-- start Material shown --

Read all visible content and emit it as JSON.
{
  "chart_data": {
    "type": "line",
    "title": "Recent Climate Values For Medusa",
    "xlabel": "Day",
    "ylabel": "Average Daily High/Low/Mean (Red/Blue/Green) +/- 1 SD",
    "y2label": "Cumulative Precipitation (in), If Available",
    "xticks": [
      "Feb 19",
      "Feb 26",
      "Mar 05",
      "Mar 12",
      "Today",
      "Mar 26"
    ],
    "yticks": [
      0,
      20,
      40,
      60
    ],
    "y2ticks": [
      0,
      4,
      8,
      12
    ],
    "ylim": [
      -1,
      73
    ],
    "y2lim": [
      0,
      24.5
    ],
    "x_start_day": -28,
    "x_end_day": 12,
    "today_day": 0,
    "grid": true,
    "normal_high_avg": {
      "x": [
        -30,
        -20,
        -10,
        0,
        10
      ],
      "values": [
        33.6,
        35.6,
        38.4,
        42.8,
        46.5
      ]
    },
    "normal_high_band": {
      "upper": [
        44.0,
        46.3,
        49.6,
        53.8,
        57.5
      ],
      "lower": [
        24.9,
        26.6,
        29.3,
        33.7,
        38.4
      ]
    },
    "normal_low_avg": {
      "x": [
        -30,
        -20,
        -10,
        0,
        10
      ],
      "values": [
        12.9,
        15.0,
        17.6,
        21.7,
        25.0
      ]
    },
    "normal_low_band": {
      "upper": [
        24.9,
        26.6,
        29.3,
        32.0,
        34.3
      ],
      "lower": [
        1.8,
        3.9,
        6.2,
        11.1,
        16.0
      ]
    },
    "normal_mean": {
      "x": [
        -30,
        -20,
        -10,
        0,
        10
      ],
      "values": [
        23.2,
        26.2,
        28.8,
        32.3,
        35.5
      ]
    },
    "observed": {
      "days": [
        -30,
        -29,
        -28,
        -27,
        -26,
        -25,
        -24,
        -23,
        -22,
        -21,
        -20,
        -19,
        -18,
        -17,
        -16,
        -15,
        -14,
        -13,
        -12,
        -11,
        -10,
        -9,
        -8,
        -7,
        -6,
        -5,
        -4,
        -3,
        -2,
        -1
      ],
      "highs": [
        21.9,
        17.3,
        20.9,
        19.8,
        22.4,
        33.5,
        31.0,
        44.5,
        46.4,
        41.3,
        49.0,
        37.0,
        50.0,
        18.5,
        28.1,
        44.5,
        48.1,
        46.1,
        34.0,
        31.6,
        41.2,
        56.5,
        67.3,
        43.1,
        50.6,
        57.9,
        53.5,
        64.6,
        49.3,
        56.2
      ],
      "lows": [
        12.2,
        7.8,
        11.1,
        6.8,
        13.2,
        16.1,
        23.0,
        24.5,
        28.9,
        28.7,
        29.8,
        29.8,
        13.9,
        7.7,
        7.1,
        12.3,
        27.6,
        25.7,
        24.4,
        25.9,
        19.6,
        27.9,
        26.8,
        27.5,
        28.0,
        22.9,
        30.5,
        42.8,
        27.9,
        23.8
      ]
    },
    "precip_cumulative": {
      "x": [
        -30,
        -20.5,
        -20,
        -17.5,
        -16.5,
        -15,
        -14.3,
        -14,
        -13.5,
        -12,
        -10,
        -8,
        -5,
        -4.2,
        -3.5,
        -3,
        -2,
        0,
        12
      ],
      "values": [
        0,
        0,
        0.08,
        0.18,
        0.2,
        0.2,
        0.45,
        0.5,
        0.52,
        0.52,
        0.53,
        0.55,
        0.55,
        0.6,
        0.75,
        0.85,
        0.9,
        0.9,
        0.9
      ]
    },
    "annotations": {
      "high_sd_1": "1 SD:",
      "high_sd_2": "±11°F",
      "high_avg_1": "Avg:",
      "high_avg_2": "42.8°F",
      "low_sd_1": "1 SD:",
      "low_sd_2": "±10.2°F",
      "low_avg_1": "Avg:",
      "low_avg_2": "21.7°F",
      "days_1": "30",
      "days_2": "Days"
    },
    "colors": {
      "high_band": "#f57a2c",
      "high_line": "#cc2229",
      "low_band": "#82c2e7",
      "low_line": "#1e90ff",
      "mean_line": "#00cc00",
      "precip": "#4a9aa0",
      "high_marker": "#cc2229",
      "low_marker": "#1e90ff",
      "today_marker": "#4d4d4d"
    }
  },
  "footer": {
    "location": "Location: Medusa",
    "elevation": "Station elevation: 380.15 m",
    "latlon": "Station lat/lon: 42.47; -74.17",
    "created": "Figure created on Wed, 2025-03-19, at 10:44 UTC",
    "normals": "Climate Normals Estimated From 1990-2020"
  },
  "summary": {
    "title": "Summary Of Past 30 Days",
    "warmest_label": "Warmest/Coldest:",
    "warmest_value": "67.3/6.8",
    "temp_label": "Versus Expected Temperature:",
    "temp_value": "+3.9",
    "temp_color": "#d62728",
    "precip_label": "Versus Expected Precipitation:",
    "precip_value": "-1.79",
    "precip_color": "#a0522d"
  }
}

-- end Material shown --

Output the records exactly, including every line.

Read all visible content and emit it as JSON.
{
  "chart_data": {
    "type": "line",
    "title": "Recent Climate Values For Medusa",
    "xlabel": "Day",
    "ylabel": "Average Daily High/Low/Mean (Red/Blue/Green) +/- 1 SD",
    "y2label": "Cumulative Precipitation (in), If Available",
    "xticks": [
      "Feb 19",
      "Feb 26",
      "Mar 05",
      "Mar 12",
      "Today",
      "Mar 26"
    ],
    "yticks": [
      0,
      20,
      40,
      60
    ],
    "y2ticks": [
      0,
      4,
      8,
      12
    ],
    "ylim": [
      -1,
      73
    ],
    "y2lim": [
      0,
      24.5
    ],
    "x_start_day": -28,
    "x_end_day": 12,
    "today_day": 0,
    "grid": true,
    "normal_high_avg": {
      "x": [
        -30,
        -20,
        -10,
        0,
        10
      ],
      "values": [
        33.6,
        35.6,
        38.4,
        42.8,
        46.5
      ]
    },
    "normal_high_band": {
      "upper": [
        44.0,
        46.3,
        49.6,
        53.8,
        57.5
      ],
      "lower": [
        24.9,
        26.6,
        29.3,
        33.7,
        38.4
      ]
    },
    "normal_low_avg": {
      "x": [
        -30,
        -20,
        -10,
        0,
        10
      ],
      "values": [
        12.9,
        15.0,
        17.6,
        21.7,
        25.0
      ]
    },
    "normal_low_band": {
      "upper": [
        24.9,
        26.6,
        29.3,
        32.0,
        34.3
      ],
      "lower": [
        1.8,
        3.9,
        6.2,
        11.1,
        16.0
      ]
    },
    "normal_mean": {
      "x": [
        -30,
        -20,
        -10,
        0,
        10
      ],
      "values": [
        23.2,
        26.2,
        28.8,
        32.3,
        35.5
      ]
    },
    "observed": {
      "days": [
        -30,
        -29,
        -28,
        -27,
        -26,
        -25,
        -24,
        -23,
        -22,
        -21,
        -20,
        -19,
        -18,
        -17,
        -16,
        -15,
        -14,
        -13,
        -12,
        -11,
        -10,
        -9,
        -8,
        -7,
        -6,
        -5,
        -4,
        -3,
        -2,
        -1
      ],
      "highs": [
        21.9,
        17.3,
        20.9,
        19.8,
        22.4,
        33.5,
        31.0,
        44.5,
        46.4,
        41.3,
        49.0,
        37.0,
        50.0,
        18.5,
        28.1,
        44.5,
        48.1,
        46.1,
        34.0,
        31.6,
        41.2,
        56.5,
        67.3,
        43.1,
        50.6,
        57.9,
        53.5,
        64.6,
        49.3,
        56.2
      ],
      "lows": [
        12.2,
        7.8,
        11.1,
        6.8,
        13.2,
        16.1,
        23.0,
        24.5,
        28.9,
        28.7,
        29.8,
        29.8,
        13.9,
        7.7,
        7.1,
        12.3,
        27.6,
        25.7,
        24.4,
        25.9,
        19.6,
        27.9,
        26.8,
        27.5,
        28.0,
        22.9,
        30.5,
        42.8,
        27.9,
        23.8
      ]
    },
    "precip_cumulative": {
      "x": [
        -30,
        -20.5,
        -20,
        -17.5,
        -16.5,
        -15,
        -14.3,
        -14,
        -13.5,
        -12,
        -10,
        -8,
        -5,
        -4.2,
        -3.5,
        -3,
        -2,
        0,
        12
      ],
      "values": [
        0,
        0,
        0.08,
        0.18,
        0.2,
        0.2,
        0.45,
        0.5,
        0.52,
        0.52,
        0.53,
        0.55,
        0.55,
        0.6,
        0.75,
        0.85,
        0.9,
        0.9,
        0.9
      ]
    },
    "annotations": {
      "high_sd_1": "1 SD:",
      "high_sd_2": "±11°F",
      "high_avg_1": "Avg:",
      "high_avg_2": "42.8°F",
      "low_sd_1": "1 SD:",
      "low_sd_2": "±10.2°F",
      "low_avg_1": "Avg:",
      "low_avg_2": "21.7°F",
      "days_1": "30",
      "days_2": "Days"
    },
    "colors": {
      "high_band": "#f57a2c",
      "high_line": "#cc2229",
      "low_band": "#82c2e7",
      "low_line": "#1e90ff",
      "mean_line": "#00cc00",
      "precip": "#4a9aa0",
      "high_marker": "#cc2229",
      "low_marker": "#1e90ff",
      "today_marker": "#4d4d4d"
    }
  },
  "footer": {
    "location": "Location: Medusa",
    "elevation": "Station elevation: 380.15 m",
    "latlon": "Station lat/lon: 42.47; -74.17",
    "created": "Figure created on Wed, 2025-03-19, at 10:44 UTC",
    "normals": "Climate Normals Estimated From 1990-2020"
  },
  "summary": {
    "title": "Summary Of Past 30 Days",
    "warmest_label": "Warmest/Coldest:",
    "warmest_value": "67.3/6.8",
    "temp_label": "Versus Expected Temperature:",
    "temp_value": "+3.9",
    "temp_color": "#d62728",
    "precip_label": "Versus Expected Precipitation:",
    "precip_value": "-1.79",
    "precip_color": "#a0522d"
  }
}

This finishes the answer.